** begin Record list **
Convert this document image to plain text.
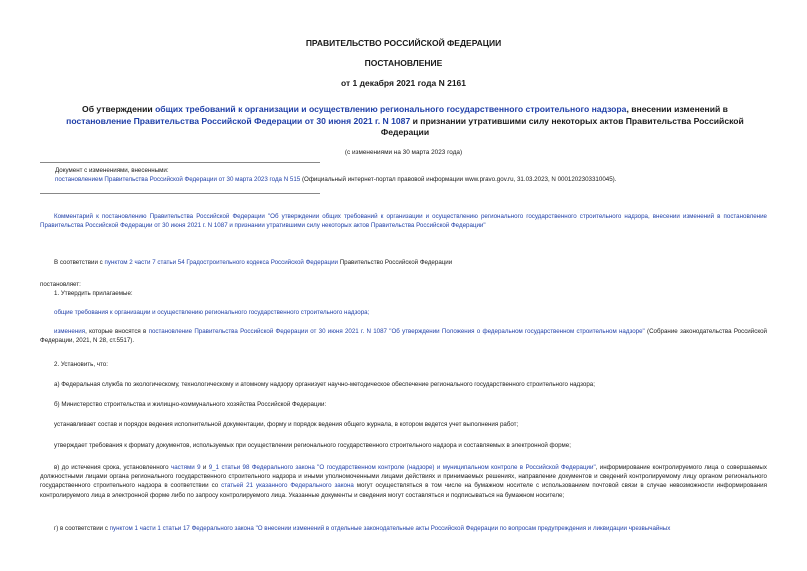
ПРАВИТЕЛЬСТВО РОССИЙСКОЙ ФЕДЕРАЦИИ
ПОСТАНОВЛЕНИЕ
от 1 декабря 2021 года N 2161
Об утверждении общих требований к организации и осуществлению регионального государственного строительного надзора, внесении изменений в постановление Правительства Российской Федерации от 30 июня 2021 г. N 1087 и признании утратившими силу некоторых актов Правительства Российской Федерации
(с изменениями на 30 марта 2023 года)
Документ с изменениями, внесенными:
постановлением Правительства Российской Федерации от 30 марта 2023 года N 515 (Официальный интернет-портал правовой информации www.pravo.gov.ru, 31.03.2023, N 0001202303310045).
Комментарий к постановлению Правительства Российской Федерации "Об утверждении общих требований к организации и осуществлению регионального государственного строительного надзора, внесении изменений в постановление Правительства Российской Федерации от 30 июня 2021 г. N 1087 и признании утратившими силу некоторых актов Правительства Российской Федерации"
В соответствии с пунктом 2 части 7 статьи 54 Градостроительного кодекса Российской Федерации Правительство Российской Федерации
постановляет:
1. Утвердить прилагаемые:
общие требования к организации и осуществлению регионального государственного строительного надзора;
изменения, которые вносятся в постановление Правительства Российской Федерации от 30 июня 2021 г. N 1087 "Об утверждении Положения о федеральном государственном строительном надзоре" (Собрание законодательства Российской Федерации, 2021, N 28, ст.5517).
2. Установить, что:
а) Федеральная служба по экологическому, технологическому и атомному надзору организует научно-методическое обеспечение регионального государственного строительного надзора;
б) Министерство строительства и жилищно-коммунального хозяйства Российской Федерации:
устанавливает состав и порядок ведения исполнительной документации, форму и порядок ведения общего журнала, в котором ведется учет выполнения работ;
утверждает требования к формату документов, используемых при осуществлении регионального государственного строительного надзора и составляемых в электронной форме;
в) до истечения срока, установленного частями 9 и 9_1 статьи 98 Федерального закона "О государственном контроле (надзоре) и муниципальном контроле в Российской Федерации", информирование контролируемого лица о совершаемых должностными лицами органа регионального государственного строительного надзора и иными уполномоченными лицами действиях и принимаемых решениях, направление документов и сведений контролируемому лицу органом регионального государственного строительного надзора в соответствии со статьей 21 указанного Федерального закона могут осуществляться в том числе на бумажном носителе с использованием почтовой связи в случае невозможности информирования контролируемого лица в электронной форме либо по запросу контролируемого лица. Указанные документы и сведения могут составляться и подписываться на бумажном носителе;
г) в соответствии с пунктом 1 части 1 статьи 17 Федерального закона "О внесении изменений в отдельные законодательные акты Российской Федерации по вопросам предупреждения и ликвидации чрезвычайных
** end Record list **
The problem:
Which lines hold the word "изменениями"? Return all of them from the records above.

Solution for this exercise:
(с изменениями на 30 марта 2023 года)
Документ с изменениями, внесенными:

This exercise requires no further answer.